> [WHAT TO WORK ON]: From the entries below, copy every line holding the word "seperti".

> [SUPPLIED ENTRIES]:

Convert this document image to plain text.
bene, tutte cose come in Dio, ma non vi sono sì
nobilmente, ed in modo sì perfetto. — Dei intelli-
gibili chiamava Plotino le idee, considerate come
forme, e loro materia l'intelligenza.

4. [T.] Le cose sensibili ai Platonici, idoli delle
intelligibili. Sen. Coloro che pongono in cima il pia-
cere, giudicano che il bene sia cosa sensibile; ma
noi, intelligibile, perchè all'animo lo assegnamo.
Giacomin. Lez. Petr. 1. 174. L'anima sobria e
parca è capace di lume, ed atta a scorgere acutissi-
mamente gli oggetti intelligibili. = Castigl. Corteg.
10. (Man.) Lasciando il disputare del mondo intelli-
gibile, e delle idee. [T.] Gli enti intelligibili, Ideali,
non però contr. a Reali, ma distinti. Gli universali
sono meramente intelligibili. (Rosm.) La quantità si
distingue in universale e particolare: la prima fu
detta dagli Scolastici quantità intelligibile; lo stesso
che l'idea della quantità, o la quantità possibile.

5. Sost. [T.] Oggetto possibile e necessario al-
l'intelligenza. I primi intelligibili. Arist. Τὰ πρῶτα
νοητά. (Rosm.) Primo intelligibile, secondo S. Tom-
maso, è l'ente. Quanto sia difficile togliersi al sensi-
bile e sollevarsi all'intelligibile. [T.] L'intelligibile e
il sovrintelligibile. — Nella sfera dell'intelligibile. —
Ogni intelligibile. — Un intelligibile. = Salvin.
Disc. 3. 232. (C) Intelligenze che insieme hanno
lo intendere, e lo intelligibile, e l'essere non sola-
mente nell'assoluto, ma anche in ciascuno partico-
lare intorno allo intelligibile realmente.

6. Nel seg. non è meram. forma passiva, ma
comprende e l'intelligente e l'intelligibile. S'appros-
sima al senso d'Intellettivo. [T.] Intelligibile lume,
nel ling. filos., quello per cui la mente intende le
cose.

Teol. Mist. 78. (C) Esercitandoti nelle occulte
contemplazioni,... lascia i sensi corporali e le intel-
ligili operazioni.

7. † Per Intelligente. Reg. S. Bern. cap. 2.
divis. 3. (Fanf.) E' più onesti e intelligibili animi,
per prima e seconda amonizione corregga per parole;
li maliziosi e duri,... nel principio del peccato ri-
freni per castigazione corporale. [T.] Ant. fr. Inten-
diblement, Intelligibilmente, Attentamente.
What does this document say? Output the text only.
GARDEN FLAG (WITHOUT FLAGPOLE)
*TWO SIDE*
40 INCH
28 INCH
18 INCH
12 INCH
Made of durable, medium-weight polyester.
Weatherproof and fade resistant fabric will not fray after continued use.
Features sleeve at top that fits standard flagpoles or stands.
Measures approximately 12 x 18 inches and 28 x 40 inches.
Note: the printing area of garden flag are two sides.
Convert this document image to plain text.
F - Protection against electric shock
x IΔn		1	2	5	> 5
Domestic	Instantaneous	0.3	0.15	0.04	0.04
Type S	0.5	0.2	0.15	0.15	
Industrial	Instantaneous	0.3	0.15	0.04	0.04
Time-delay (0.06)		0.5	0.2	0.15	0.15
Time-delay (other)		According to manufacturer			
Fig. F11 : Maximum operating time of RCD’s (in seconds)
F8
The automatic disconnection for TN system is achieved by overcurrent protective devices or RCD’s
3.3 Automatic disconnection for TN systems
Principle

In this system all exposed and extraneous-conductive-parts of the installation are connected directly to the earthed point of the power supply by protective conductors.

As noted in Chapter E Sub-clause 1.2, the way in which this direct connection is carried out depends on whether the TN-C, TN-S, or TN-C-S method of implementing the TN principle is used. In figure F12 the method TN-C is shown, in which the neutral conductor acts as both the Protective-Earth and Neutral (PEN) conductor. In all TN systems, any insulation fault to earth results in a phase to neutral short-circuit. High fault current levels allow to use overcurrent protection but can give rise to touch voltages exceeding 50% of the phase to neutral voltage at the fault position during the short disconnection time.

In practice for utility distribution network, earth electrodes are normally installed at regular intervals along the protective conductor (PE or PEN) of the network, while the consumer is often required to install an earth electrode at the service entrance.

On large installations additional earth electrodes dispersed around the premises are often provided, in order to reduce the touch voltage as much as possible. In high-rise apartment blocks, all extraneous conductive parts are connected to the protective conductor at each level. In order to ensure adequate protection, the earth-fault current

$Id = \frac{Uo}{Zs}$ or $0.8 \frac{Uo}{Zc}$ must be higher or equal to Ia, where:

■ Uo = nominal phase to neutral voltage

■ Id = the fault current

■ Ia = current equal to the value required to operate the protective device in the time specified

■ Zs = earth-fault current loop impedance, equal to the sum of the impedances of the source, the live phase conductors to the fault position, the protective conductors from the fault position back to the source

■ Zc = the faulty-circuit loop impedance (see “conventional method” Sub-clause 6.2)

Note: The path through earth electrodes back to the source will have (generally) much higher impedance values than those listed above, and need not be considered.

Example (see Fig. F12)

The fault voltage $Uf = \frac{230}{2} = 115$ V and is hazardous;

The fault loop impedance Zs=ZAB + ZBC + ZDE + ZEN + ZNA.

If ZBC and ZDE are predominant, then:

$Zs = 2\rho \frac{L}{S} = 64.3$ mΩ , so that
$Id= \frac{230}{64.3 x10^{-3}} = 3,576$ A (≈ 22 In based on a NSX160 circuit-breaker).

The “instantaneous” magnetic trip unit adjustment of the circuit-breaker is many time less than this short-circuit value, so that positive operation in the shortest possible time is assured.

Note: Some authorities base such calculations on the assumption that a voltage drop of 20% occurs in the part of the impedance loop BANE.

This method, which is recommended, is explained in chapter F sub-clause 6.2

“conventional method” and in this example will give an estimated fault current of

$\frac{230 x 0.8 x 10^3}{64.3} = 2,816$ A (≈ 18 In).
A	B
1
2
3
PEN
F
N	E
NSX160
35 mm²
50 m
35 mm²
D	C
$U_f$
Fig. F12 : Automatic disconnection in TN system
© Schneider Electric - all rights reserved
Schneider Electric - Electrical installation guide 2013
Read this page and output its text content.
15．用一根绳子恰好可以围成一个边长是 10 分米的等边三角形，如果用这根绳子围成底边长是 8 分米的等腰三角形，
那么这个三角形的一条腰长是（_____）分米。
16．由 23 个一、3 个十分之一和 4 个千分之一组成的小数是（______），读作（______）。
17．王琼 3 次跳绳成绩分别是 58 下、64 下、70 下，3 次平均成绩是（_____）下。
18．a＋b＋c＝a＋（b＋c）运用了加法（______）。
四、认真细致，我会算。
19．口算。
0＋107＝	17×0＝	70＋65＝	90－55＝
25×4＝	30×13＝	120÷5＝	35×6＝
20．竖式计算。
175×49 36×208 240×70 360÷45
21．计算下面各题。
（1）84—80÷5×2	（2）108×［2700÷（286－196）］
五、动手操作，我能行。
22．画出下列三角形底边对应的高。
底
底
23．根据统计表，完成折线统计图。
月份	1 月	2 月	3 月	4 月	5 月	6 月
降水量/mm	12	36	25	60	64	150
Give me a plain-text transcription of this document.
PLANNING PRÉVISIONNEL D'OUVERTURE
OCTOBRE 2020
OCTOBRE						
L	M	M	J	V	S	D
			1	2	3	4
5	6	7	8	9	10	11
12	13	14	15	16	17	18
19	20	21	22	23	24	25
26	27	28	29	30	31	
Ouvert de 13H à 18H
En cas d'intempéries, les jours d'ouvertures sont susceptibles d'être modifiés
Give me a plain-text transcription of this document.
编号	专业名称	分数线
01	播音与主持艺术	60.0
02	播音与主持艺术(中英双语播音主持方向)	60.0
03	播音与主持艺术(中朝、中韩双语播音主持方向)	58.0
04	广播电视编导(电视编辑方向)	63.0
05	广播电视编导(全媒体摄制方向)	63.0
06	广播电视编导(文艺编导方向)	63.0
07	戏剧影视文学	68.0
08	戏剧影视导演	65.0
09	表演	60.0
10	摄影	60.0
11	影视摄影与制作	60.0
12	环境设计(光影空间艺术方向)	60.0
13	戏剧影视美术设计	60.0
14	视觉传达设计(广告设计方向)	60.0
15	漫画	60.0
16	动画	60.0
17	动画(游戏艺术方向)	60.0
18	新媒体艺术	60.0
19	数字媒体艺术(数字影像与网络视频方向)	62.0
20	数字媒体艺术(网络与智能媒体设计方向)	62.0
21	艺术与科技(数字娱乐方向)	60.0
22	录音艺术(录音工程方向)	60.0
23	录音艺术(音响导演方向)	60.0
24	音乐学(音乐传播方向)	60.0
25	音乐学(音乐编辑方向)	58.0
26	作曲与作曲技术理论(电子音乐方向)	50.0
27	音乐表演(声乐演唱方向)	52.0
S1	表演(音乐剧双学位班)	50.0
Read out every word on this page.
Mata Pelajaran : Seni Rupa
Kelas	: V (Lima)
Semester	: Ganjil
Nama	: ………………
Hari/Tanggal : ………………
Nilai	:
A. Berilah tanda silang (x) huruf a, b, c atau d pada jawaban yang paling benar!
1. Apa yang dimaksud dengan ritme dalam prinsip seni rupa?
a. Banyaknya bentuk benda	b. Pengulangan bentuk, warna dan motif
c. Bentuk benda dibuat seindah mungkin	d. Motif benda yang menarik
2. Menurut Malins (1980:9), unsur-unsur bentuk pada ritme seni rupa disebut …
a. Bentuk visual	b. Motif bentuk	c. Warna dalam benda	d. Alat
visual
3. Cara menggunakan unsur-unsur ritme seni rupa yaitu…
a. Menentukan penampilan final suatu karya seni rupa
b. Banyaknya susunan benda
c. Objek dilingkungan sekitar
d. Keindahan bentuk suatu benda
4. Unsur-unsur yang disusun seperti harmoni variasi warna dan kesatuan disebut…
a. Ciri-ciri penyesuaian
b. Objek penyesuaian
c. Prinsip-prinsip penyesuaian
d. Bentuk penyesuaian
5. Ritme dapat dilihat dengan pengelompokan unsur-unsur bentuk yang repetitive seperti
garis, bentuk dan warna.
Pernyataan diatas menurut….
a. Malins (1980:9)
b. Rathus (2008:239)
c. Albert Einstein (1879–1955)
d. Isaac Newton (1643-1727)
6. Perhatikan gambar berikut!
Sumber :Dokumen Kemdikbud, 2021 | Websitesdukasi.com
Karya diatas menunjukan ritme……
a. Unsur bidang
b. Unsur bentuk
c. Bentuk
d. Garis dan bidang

> [REPLY]:
4. Unsur-unsur yang disusun seperti harmoni variasi warna dan kesatuan disebut…
5. Ritme dapat dilihat dengan pengelompokan unsur-unsur bentuk yang repetitive seperti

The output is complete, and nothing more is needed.